• _Information given_:
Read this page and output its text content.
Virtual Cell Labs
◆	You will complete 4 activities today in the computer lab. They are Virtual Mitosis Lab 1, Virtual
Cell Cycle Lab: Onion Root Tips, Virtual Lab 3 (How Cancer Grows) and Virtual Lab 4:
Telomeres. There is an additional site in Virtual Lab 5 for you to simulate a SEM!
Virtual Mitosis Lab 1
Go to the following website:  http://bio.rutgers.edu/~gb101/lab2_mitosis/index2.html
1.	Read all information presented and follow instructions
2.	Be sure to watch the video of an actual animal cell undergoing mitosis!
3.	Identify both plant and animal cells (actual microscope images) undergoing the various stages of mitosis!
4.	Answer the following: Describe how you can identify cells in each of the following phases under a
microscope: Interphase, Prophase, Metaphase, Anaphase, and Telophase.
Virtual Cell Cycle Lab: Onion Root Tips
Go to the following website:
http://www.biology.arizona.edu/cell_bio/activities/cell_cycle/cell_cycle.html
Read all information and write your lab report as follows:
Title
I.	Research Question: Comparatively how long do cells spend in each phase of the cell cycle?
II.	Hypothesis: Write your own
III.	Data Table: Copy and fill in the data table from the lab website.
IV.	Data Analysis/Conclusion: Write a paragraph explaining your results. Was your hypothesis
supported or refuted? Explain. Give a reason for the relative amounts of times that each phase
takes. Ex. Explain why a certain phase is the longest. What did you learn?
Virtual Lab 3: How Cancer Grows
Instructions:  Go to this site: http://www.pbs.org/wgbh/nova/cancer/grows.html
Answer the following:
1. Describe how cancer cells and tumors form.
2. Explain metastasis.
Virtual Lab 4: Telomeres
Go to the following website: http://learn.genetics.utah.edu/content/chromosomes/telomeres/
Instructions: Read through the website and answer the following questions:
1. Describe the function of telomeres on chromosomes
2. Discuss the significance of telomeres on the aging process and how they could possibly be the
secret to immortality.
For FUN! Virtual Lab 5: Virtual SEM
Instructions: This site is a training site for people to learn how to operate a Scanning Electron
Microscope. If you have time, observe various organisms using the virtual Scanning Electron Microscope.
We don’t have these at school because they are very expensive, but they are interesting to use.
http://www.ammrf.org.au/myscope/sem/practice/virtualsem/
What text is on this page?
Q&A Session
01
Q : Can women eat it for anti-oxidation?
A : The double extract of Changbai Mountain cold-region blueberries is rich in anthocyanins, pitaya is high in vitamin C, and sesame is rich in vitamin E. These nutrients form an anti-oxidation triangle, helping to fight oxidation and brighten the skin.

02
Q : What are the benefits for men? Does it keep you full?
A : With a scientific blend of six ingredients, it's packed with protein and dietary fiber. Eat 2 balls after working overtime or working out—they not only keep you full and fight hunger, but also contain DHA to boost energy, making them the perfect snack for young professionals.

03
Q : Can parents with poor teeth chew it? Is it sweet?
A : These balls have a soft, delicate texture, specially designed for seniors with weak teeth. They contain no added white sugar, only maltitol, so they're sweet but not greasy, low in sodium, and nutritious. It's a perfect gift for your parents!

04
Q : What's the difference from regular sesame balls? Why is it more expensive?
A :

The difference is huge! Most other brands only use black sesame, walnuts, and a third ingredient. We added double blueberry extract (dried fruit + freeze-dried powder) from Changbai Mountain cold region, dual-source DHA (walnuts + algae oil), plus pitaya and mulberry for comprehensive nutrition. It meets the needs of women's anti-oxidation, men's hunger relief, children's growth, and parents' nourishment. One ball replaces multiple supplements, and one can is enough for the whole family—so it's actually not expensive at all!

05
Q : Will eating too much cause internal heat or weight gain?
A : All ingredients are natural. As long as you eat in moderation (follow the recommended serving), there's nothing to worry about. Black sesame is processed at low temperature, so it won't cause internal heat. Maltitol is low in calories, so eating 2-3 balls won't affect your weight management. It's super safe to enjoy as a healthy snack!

• _Your goal_: All of the material above must be transcribed exactly, with no line dropped.

• _Answer for this exercise_:
Read this page and output its text content.
Virtual Cell Labs
◆	You will complete 4 activities today in the computer lab. They are Virtual Mitosis Lab 1, Virtual
Cell Cycle Lab: Onion Root Tips, Virtual Lab 3 (How Cancer Grows) and Virtual Lab 4:
Telomeres. There is an additional site in Virtual Lab 5 for you to simulate a SEM!
Virtual Mitosis Lab 1
Go to the following website:  http://bio.rutgers.edu/~gb101/lab2_mitosis/index2.html
1.	Read all information presented and follow instructions
2.	Be sure to watch the video of an actual animal cell undergoing mitosis!
3.	Identify both plant and animal cells (actual microscope images) undergoing the various stages of mitosis!
4.	Answer the following: Describe how you can identify cells in each of the following phases under a
microscope: Interphase, Prophase, Metaphase, Anaphase, and Telophase.
Virtual Cell Cycle Lab: Onion Root Tips
Go to the following website:
http://www.biology.arizona.edu/cell_bio/activities/cell_cycle/cell_cycle.html
Read all information and write your lab report as follows:
Title
I.	Research Question: Comparatively how long do cells spend in each phase of the cell cycle?
II.	Hypothesis: Write your own
III.	Data Table: Copy and fill in the data table from the lab website.
IV.	Data Analysis/Conclusion: Write a paragraph explaining your results. Was your hypothesis
supported or refuted? Explain. Give a reason for the relative amounts of times that each phase
takes. Ex. Explain why a certain phase is the longest. What did you learn?
Virtual Lab 3: How Cancer Grows
Instructions:  Go to this site: http://www.pbs.org/wgbh/nova/cancer/grows.html
Answer the following:
1. Describe how cancer cells and tumors form.
2. Explain metastasis.
Virtual Lab 4: Telomeres
Go to the following website: http://learn.genetics.utah.edu/content/chromosomes/telomeres/
Instructions: Read through the website and answer the following questions:
1. Describe the function of telomeres on chromosomes
2. Discuss the significance of telomeres on the aging process and how they could possibly be the
secret to immortality.
For FUN! Virtual Lab 5: Virtual SEM
Instructions: This site is a training site for people to learn how to operate a Scanning Electron
Microscope. If you have time, observe various organisms using the virtual Scanning Electron Microscope.
We don’t have these at school because they are very expensive, but they are interesting to use.
http://www.ammrf.org.au/myscope/sem/practice/virtualsem/
What text is on this page?
Q&A Session
01
Q : Can women eat it for anti-oxidation?
A : The double extract of Changbai Mountain cold-region blueberries is rich in anthocyanins, pitaya is high in vitamin C, and sesame is rich in vitamin E. These nutrients form an anti-oxidation triangle, helping to fight oxidation and brighten the skin.

02
Q : What are the benefits for men? Does it keep you full?
A : With a scientific blend of six ingredients, it's packed with protein and dietary fiber. Eat 2 balls after working overtime or working out—they not only keep you full and fight hunger, but also contain DHA to boost energy, making them the perfect snack for young professionals.

03
Q : Can parents with poor teeth chew it? Is it sweet?
A : These balls have a soft, delicate texture, specially designed for seniors with weak teeth. They contain no added white sugar, only maltitol, so they're sweet but not greasy, low in sodium, and nutritious. It's a perfect gift for your parents!

04
Q : What's the difference from regular sesame balls? Why is it more expensive?
A :

The difference is huge! Most other brands only use black sesame, walnuts, and a third ingredient. We added double blueberry extract (dried fruit + freeze-dried powder) from Changbai Mountain cold region, dual-source DHA (walnuts + algae oil), plus pitaya and mulberry for comprehensive nutrition. It meets the needs of women's anti-oxidation, men's hunger relief, children's growth, and parents' nourishment. One ball replaces multiple supplements, and one can is enough for the whole family—so it's actually not expensive at all!

05
Q : Will eating too much cause internal heat or weight gain?
A : All ingredients are natural. As long as you eat in moderation (follow the recommended serving), there's nothing to worry about. Black sesame is processed at low temperature, so it won't cause internal heat. Maltitol is low in calories, so eating 2-3 balls won't affect your weight management. It's super safe to enjoy as a healthy snack!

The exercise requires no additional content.